Copy the rows starting at the first one below and ending at the row containing "pool-status-value: Online xyxy=(111,729,153,745)", swapping each "No Redundancy" for "Mirrored" and leaving everything else unchanged.

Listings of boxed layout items
_____
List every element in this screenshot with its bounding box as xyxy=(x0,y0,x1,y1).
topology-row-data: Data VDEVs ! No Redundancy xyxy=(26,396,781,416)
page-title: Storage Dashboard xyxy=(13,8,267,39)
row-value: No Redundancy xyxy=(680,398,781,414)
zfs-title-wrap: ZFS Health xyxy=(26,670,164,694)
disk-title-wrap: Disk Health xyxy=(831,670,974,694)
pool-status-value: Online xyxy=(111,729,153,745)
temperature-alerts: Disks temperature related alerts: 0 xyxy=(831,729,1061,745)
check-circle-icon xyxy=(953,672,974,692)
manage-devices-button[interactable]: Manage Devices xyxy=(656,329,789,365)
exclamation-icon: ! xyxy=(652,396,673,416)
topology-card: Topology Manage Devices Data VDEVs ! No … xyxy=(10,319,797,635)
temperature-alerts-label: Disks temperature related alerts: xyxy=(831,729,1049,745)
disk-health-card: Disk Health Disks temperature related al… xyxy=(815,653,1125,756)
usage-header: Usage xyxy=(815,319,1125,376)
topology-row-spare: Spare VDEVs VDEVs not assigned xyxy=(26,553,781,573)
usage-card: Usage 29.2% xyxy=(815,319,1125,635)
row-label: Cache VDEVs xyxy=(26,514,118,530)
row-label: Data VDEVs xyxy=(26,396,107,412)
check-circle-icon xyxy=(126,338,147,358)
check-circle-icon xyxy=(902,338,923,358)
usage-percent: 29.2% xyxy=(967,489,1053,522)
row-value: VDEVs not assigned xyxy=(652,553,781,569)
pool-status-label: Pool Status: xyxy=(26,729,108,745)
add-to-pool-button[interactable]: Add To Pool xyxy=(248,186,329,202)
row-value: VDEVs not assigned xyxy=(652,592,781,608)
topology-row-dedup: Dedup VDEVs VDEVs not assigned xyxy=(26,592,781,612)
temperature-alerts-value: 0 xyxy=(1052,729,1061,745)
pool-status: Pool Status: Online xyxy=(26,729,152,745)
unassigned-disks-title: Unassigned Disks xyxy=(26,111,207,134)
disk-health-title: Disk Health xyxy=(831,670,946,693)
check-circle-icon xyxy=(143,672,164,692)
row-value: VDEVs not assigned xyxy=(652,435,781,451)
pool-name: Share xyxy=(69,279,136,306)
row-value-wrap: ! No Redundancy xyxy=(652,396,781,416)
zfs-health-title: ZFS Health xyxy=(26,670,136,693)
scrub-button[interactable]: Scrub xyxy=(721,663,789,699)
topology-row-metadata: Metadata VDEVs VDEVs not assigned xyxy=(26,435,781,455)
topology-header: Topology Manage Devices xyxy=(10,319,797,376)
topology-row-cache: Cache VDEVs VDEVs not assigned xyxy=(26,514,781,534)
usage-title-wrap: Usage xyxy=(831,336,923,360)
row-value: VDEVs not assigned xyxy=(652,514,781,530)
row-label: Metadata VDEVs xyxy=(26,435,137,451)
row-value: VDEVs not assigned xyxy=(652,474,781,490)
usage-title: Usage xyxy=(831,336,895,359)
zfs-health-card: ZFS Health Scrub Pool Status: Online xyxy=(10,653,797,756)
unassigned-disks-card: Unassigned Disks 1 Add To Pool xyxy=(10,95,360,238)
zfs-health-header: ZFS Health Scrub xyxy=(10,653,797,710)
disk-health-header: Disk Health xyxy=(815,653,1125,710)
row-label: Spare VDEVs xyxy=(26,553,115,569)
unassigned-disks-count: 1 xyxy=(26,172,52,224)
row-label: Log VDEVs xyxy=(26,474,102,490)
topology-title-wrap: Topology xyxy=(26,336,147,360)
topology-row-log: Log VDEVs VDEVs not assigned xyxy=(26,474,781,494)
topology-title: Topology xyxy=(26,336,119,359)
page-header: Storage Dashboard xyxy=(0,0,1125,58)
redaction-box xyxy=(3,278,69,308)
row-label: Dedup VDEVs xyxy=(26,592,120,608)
_____
• **Task output**
List every element in this screenshot with its bounding box as xyxy=(x0,y0,x1,y1).
topology-row-data: Data VDEVs ! Mirrored xyxy=(26,396,781,416)
page-title: Storage Dashboard xyxy=(13,8,267,39)
row-value: Mirrored xyxy=(680,398,781,414)
zfs-title-wrap: ZFS Health xyxy=(26,670,164,694)
disk-title-wrap: Disk Health xyxy=(831,670,974,694)
pool-status-value: Online xyxy=(111,729,153,745)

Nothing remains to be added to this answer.